## Requirement
Find the string "ANDOVER" and gather every line that holds it.

====================

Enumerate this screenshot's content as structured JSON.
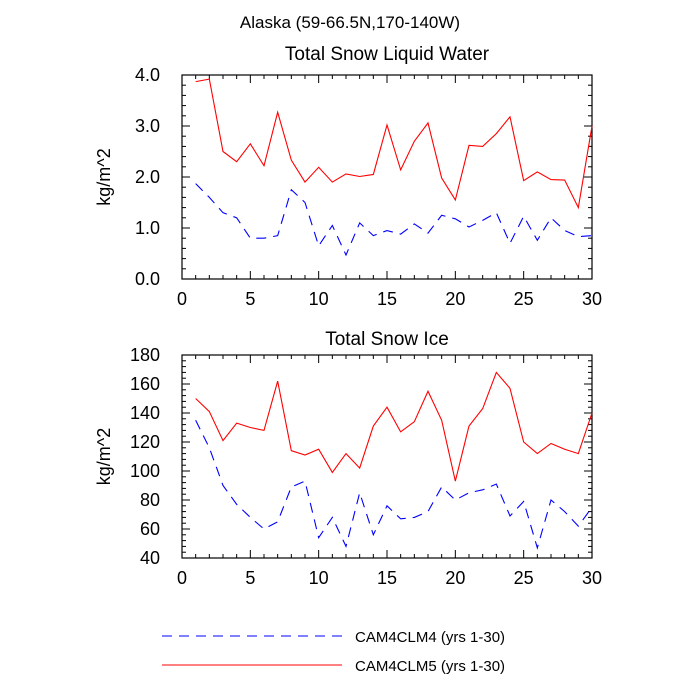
{
  "suptitle": "Alaska (59-66.5N,170-140W)",
  "colors": {
    "clm4": "#0000ff",
    "clm5": "#ff0000"
  },
  "legend": {
    "items": [
      {
        "label": "CAM4CLM4 (yrs 1-30)",
        "color": "#0000ff",
        "dash": "dashed"
      },
      {
        "label": "CAM4CLM5 (yrs 1-30)",
        "color": "#ff0000",
        "dash": "solid"
      }
    ]
  },
  "chart_data": [
    {
      "type": "line",
      "title": "Total Snow Liquid Water",
      "xlabel": "",
      "ylabel": "kg/m^2",
      "xlim": [
        0,
        30
      ],
      "ylim": [
        0.0,
        4.0
      ],
      "xticks": [
        0,
        5,
        10,
        15,
        20,
        25,
        30
      ],
      "xtick_labels": [
        "0",
        "5",
        "10",
        "15",
        "20",
        "25",
        "30"
      ],
      "yticks": [
        0.0,
        1.0,
        2.0,
        3.0,
        4.0
      ],
      "ytick_labels": [
        "0.0",
        "1.0",
        "2.0",
        "3.0",
        "4.0"
      ],
      "x": [
        1,
        2,
        3,
        4,
        5,
        6,
        7,
        8,
        9,
        10,
        11,
        12,
        13,
        14,
        15,
        16,
        17,
        18,
        19,
        20,
        21,
        22,
        23,
        24,
        25,
        26,
        27,
        28,
        29,
        30
      ],
      "series": [
        {
          "name": "CAM4CLM4 (yrs 1-30)",
          "color": "#0000ff",
          "dash": "dashed",
          "values": [
            1.87,
            1.6,
            1.3,
            1.2,
            0.8,
            0.8,
            0.85,
            1.75,
            1.5,
            0.65,
            1.05,
            0.47,
            1.1,
            0.85,
            0.95,
            0.88,
            1.08,
            0.9,
            1.25,
            1.18,
            1.02,
            1.15,
            1.3,
            0.7,
            1.23,
            0.76,
            1.2,
            0.95,
            0.83,
            0.85
          ]
        },
        {
          "name": "CAM4CLM5 (yrs 1-30)",
          "color": "#ff0000",
          "dash": "solid",
          "values": [
            3.87,
            3.92,
            2.5,
            2.3,
            2.65,
            2.22,
            3.27,
            2.33,
            1.9,
            2.19,
            1.9,
            2.06,
            2.01,
            2.05,
            3.02,
            2.14,
            2.7,
            3.06,
            1.98,
            1.55,
            2.62,
            2.6,
            2.85,
            3.18,
            1.93,
            2.1,
            1.95,
            1.94,
            1.4,
            3.0
          ]
        }
      ]
    },
    {
      "type": "line",
      "title": "Total Snow Ice",
      "xlabel": "",
      "ylabel": "kg/m^2",
      "xlim": [
        0,
        30
      ],
      "ylim": [
        40,
        180
      ],
      "xticks": [
        0,
        5,
        10,
        15,
        20,
        25,
        30
      ],
      "xtick_labels": [
        "0",
        "5",
        "10",
        "15",
        "20",
        "25",
        "30"
      ],
      "yticks": [
        40,
        60,
        80,
        100,
        120,
        140,
        160,
        180
      ],
      "ytick_labels": [
        "40",
        "60",
        "80",
        "100",
        "120",
        "140",
        "160",
        "180"
      ],
      "x": [
        1,
        2,
        3,
        4,
        5,
        6,
        7,
        8,
        9,
        10,
        11,
        12,
        13,
        14,
        15,
        16,
        17,
        18,
        19,
        20,
        21,
        22,
        23,
        24,
        25,
        26,
        27,
        28,
        29,
        30
      ],
      "series": [
        {
          "name": "CAM4CLM4 (yrs 1-30)",
          "color": "#0000ff",
          "dash": "dashed",
          "values": [
            135,
            116,
            90,
            77,
            68,
            60,
            65,
            89,
            93,
            54,
            68,
            48,
            85,
            56,
            76,
            67,
            68,
            72,
            89,
            80,
            85,
            87,
            91,
            69,
            79,
            47,
            80,
            72,
            62,
            75
          ]
        },
        {
          "name": "CAM4CLM5 (yrs 1-30)",
          "color": "#ff0000",
          "dash": "solid",
          "values": [
            150,
            141,
            121,
            133,
            130,
            128,
            162,
            114,
            111,
            115,
            99,
            112,
            102,
            131,
            144,
            127,
            134,
            155,
            135,
            93,
            131,
            143,
            168,
            157,
            120,
            112,
            119,
            115,
            112,
            140
          ]
        }
      ]
    }
  ]
}
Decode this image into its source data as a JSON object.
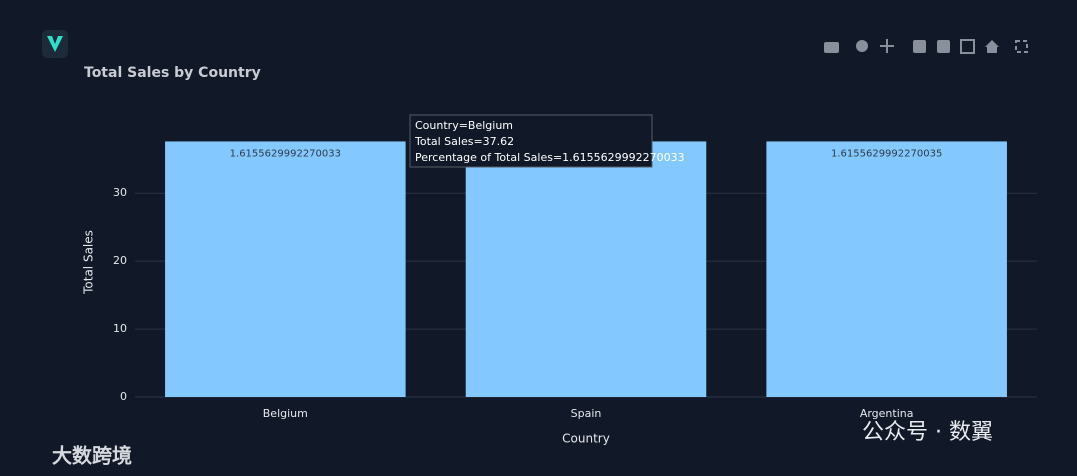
{
  "chart_data": {
    "type": "bar",
    "title": "Total Sales by Country",
    "x_label": "Country",
    "y_label": "Total Sales",
    "categories": [
      "Belgium",
      "Spain",
      "Argentina"
    ],
    "values": [
      37.62,
      37.62,
      37.62
    ],
    "bar_labels": [
      "1.6155629992270033",
      null,
      "1.6155629992270035"
    ],
    "color": "#83c9ff",
    "ylim": [
      0,
      39.6
    ],
    "yticks": [
      0,
      10,
      20,
      30
    ],
    "grid": true,
    "tooltip": [
      "Country=Belgium",
      "Total Sales=37.62",
      "Percentage of Total Sales=1.6155629992270033"
    ],
    "watermarks": [
      "大数跨境",
      "公众号 · 数翼"
    ]
  }
}
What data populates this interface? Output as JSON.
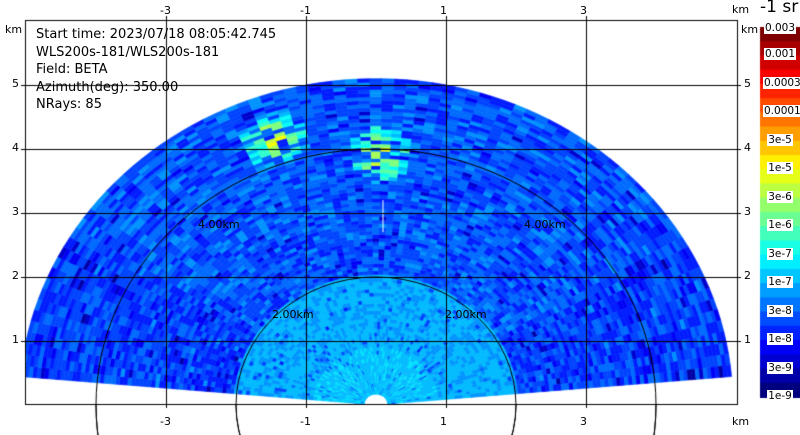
{
  "chart_data": {
    "type": "heatmap",
    "info": {
      "start_time": "Start time: 2023/07/18 08:05:42.745",
      "instrument": "WLS200s-181/WLS200s-181",
      "field": "Field: BETA",
      "azimuth": "Azimuth(deg): 350.00",
      "nrays": "NRays: 85"
    },
    "x_unit": "km",
    "y_unit": "km",
    "xlim": [
      -5.0,
      5.15
    ],
    "ylim": [
      0,
      6
    ],
    "x_ticks": [
      "-3",
      "-1",
      "1",
      "3"
    ],
    "y_ticks": [
      "5",
      "4",
      "3",
      "2",
      "1"
    ],
    "grid": true,
    "range_rings": [
      {
        "range_km": 2,
        "label": "2.00km"
      },
      {
        "range_km": 4,
        "label": "4.00km"
      }
    ],
    "colorbar": {
      "title": "-1 sr",
      "scale": "log",
      "labels": [
        "0.003",
        "0.001",
        "0.0003",
        "0.0001",
        "3e-5",
        "1e-5",
        "3e-6",
        "1e-6",
        "3e-7",
        "1e-7",
        "3e-8",
        "1e-8",
        "3e-9",
        "1e-9"
      ]
    },
    "sector": {
      "azimuth_range_deg": [
        -85,
        85
      ],
      "max_range_km": 5.1,
      "dominant_value": "1e-7 to 3e-8",
      "hotspots": [
        {
          "x": -1.5,
          "y": 4.1,
          "value": "3e-5"
        },
        {
          "x": 0,
          "y": 3.9,
          "value": "3e-5"
        }
      ]
    }
  }
}
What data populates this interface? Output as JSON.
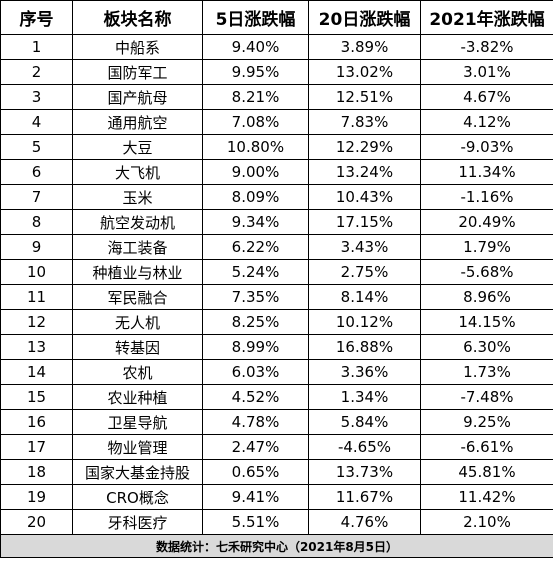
{
  "table": {
    "headers": [
      "序号",
      "板块名称",
      "5日涨跌幅",
      "20日涨跌幅",
      "2021年涨跌幅"
    ],
    "rows": [
      [
        "1",
        "中船系",
        "9.40%",
        "3.89%",
        "-3.82%"
      ],
      [
        "2",
        "国防军工",
        "9.95%",
        "13.02%",
        "3.01%"
      ],
      [
        "3",
        "国产航母",
        "8.21%",
        "12.51%",
        "4.67%"
      ],
      [
        "4",
        "通用航空",
        "7.08%",
        "7.83%",
        "4.12%"
      ],
      [
        "5",
        "大豆",
        "10.80%",
        "12.29%",
        "-9.03%"
      ],
      [
        "6",
        "大飞机",
        "9.00%",
        "13.24%",
        "11.34%"
      ],
      [
        "7",
        "玉米",
        "8.09%",
        "10.43%",
        "-1.16%"
      ],
      [
        "8",
        "航空发动机",
        "9.34%",
        "17.15%",
        "20.49%"
      ],
      [
        "9",
        "海工装备",
        "6.22%",
        "3.43%",
        "1.79%"
      ],
      [
        "10",
        "种植业与林业",
        "5.24%",
        "2.75%",
        "-5.68%"
      ],
      [
        "11",
        "军民融合",
        "7.35%",
        "8.14%",
        "8.96%"
      ],
      [
        "12",
        "无人机",
        "8.25%",
        "10.12%",
        "14.15%"
      ],
      [
        "13",
        "转基因",
        "8.99%",
        "16.88%",
        "6.30%"
      ],
      [
        "14",
        "农机",
        "6.03%",
        "3.36%",
        "1.73%"
      ],
      [
        "15",
        "农业种植",
        "4.52%",
        "1.34%",
        "-7.48%"
      ],
      [
        "16",
        "卫星导航",
        "4.78%",
        "5.84%",
        "9.25%"
      ],
      [
        "17",
        "物业管理",
        "2.47%",
        "-4.65%",
        "-6.61%"
      ],
      [
        "18",
        "国家大基金持股",
        "0.65%",
        "13.73%",
        "45.81%"
      ],
      [
        "19",
        "CRO概念",
        "9.41%",
        "11.67%",
        "11.42%"
      ],
      [
        "20",
        "牙科医疗",
        "5.51%",
        "4.76%",
        "2.10%"
      ]
    ],
    "footer": "数据统计：七禾研究中心（2021年8月5日）"
  }
}
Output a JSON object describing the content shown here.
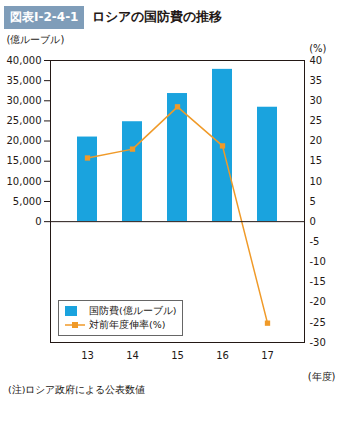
{
  "chart_data": {
    "type": "bar",
    "figure_label": "図表Ⅰ-2-4-1",
    "title": "ロシアの国防費の推移",
    "note": "(注)ロシア政府による公表数値",
    "x_label": "(年度)",
    "y_label": "(億ルーブル)",
    "y2_label": "(%)",
    "categories": [
      "13",
      "14",
      "15",
      "16",
      "17"
    ],
    "series": [
      {
        "name": "国防費(億ルーブル)",
        "type": "bar",
        "color": "#1aa3de",
        "values": [
          21000,
          24800,
          31800,
          37800,
          28400
        ]
      },
      {
        "name": "対前年度伸率(%)",
        "type": "line",
        "axis": "y2",
        "color": "#f09a28",
        "marker": "square",
        "values": [
          15.8,
          18,
          28.5,
          18.8,
          -25.2
        ]
      }
    ],
    "ylim": [
      -30000,
      40000
    ],
    "yticks": [
      0,
      {
        "value": 5000,
        "label": "5,000"
      },
      {
        "value": 10000,
        "label": "10,000"
      },
      {
        "value": 15000,
        "label": "15,000"
      },
      {
        "value": 20000,
        "label": "20,000"
      },
      {
        "value": 25000,
        "label": "25,000"
      },
      {
        "value": 30000,
        "label": "30,000"
      },
      {
        "value": 35000,
        "label": "35,000"
      },
      {
        "value": 40000,
        "label": "40,000"
      }
    ],
    "y2lim": [
      -30,
      40
    ],
    "y2ticks": [
      -30,
      -25,
      -20,
      -15,
      -10,
      -5,
      0,
      5,
      10,
      15,
      20,
      25,
      30,
      35,
      40
    ],
    "legend": "bottom-left",
    "grid": false
  }
}
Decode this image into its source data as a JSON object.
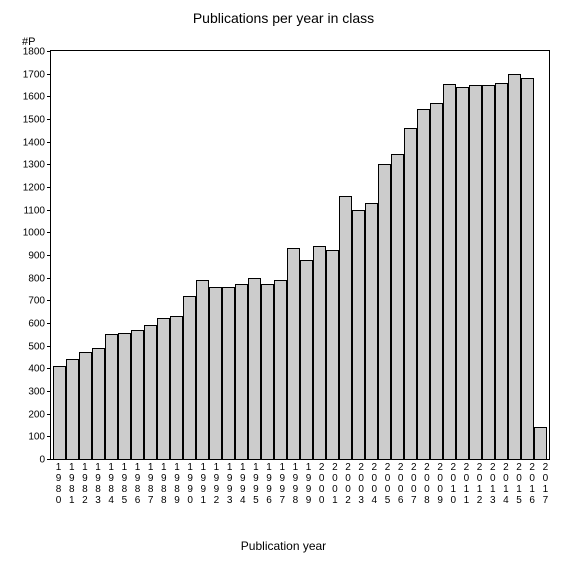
{
  "chart": {
    "type": "bar",
    "title": "Publications per year in class",
    "title_fontsize": 14,
    "ylabel_unit": "#P",
    "xaxis_title": "Publication year",
    "xaxis_title_fontsize": 12,
    "label_fontsize": 10,
    "background_color": "#ffffff",
    "bar_fill": "#cccccc",
    "bar_border": "#000000",
    "axis_color": "#000000",
    "ylim": [
      0,
      1800
    ],
    "ytick_step": 100,
    "yticks": [
      0,
      100,
      200,
      300,
      400,
      500,
      600,
      700,
      800,
      900,
      1000,
      1100,
      1200,
      1300,
      1400,
      1500,
      1600,
      1700,
      1800
    ],
    "categories": [
      "1980",
      "1981",
      "1982",
      "1983",
      "1984",
      "1985",
      "1986",
      "1987",
      "1988",
      "1989",
      "1990",
      "1991",
      "1992",
      "1993",
      "1994",
      "1995",
      "1996",
      "1997",
      "1998",
      "1999",
      "2000",
      "2001",
      "2002",
      "2003",
      "2004",
      "2005",
      "2006",
      "2007",
      "2008",
      "2009",
      "2010",
      "2011",
      "2012",
      "2013",
      "2014",
      "2015",
      "2016",
      "2017"
    ],
    "values": [
      410,
      440,
      470,
      490,
      550,
      555,
      570,
      590,
      620,
      630,
      720,
      790,
      760,
      760,
      770,
      800,
      770,
      790,
      930,
      880,
      940,
      920,
      1160,
      1100,
      1130,
      1300,
      1345,
      1460,
      1545,
      1570,
      1655,
      1640,
      1650,
      1650,
      1660,
      1700,
      1680,
      140
    ],
    "bar_width": 0.96
  }
}
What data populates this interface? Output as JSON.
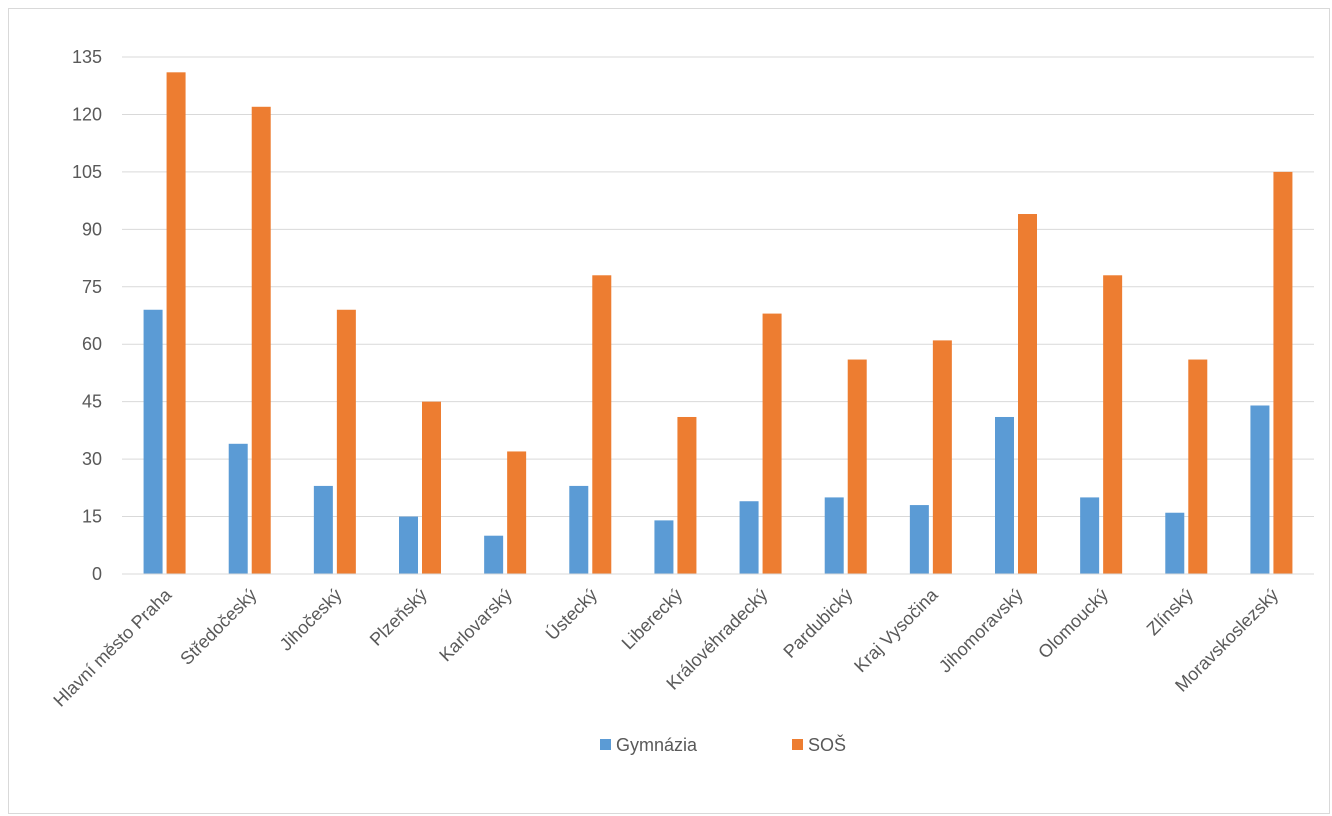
{
  "chart_data": {
    "type": "bar",
    "categories": [
      "Hlavní město Praha",
      "Středočeský",
      "Jihočeský",
      "Plzeňský",
      "Karlovarský",
      "Ústecký",
      "Liberecký",
      "Královéhradecký",
      "Pardubický",
      "Kraj Vysočina",
      "Jihomoravský",
      "Olomoucký",
      "Zlínský",
      "Moravskoslezský"
    ],
    "series": [
      {
        "name": "Gymnázia",
        "color": "#5b9bd5",
        "values": [
          69,
          34,
          23,
          15,
          10,
          23,
          14,
          19,
          20,
          18,
          41,
          20,
          16,
          44
        ]
      },
      {
        "name": "SOŠ",
        "color": "#ed7d31",
        "values": [
          131,
          122,
          69,
          45,
          32,
          78,
          41,
          68,
          56,
          61,
          94,
          78,
          56,
          105
        ]
      }
    ],
    "yticks": [
      "0",
      "15",
      "30",
      "45",
      "60",
      "75",
      "90",
      "105",
      "120",
      "135"
    ],
    "ylim": [
      0,
      135
    ],
    "grid": true,
    "legend_position": "bottom"
  }
}
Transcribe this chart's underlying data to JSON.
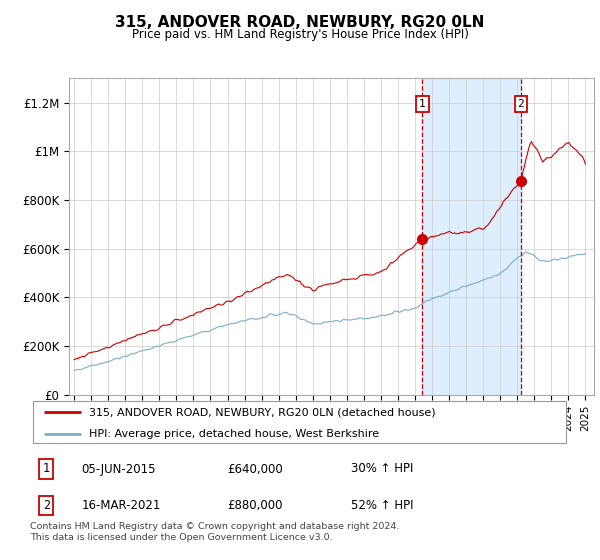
{
  "title": "315, ANDOVER ROAD, NEWBURY, RG20 0LN",
  "subtitle": "Price paid vs. HM Land Registry's House Price Index (HPI)",
  "ylabel_ticks": [
    "£0",
    "£200K",
    "£400K",
    "£600K",
    "£800K",
    "£1M",
    "£1.2M"
  ],
  "ytick_values": [
    0,
    200000,
    400000,
    600000,
    800000,
    1000000,
    1200000
  ],
  "ylim": [
    0,
    1300000
  ],
  "xlim_start": 1994.7,
  "xlim_end": 2025.5,
  "red_line_color": "#cc0000",
  "blue_line_color": "#7aadcc",
  "shaded_region_color": "#ddeeff",
  "marker1_x": 2015.43,
  "marker1_y": 640000,
  "marker2_x": 2021.21,
  "marker2_y": 880000,
  "legend_entry1": "315, ANDOVER ROAD, NEWBURY, RG20 0LN (detached house)",
  "legend_entry2": "HPI: Average price, detached house, West Berkshire",
  "table_row1_label": "1",
  "table_row1_date": "05-JUN-2015",
  "table_row1_price": "£640,000",
  "table_row1_hpi": "30% ↑ HPI",
  "table_row2_label": "2",
  "table_row2_date": "16-MAR-2021",
  "table_row2_price": "£880,000",
  "table_row2_hpi": "52% ↑ HPI",
  "footnote": "Contains HM Land Registry data © Crown copyright and database right 2024.\nThis data is licensed under the Open Government Licence v3.0."
}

====================

## Completed task
  "title": "315, ANDOVER ROAD, NEWBURY, RG20 0LN",
  "legend_entry1": "315, ANDOVER ROAD, NEWBURY, RG20 0LN (detached house)",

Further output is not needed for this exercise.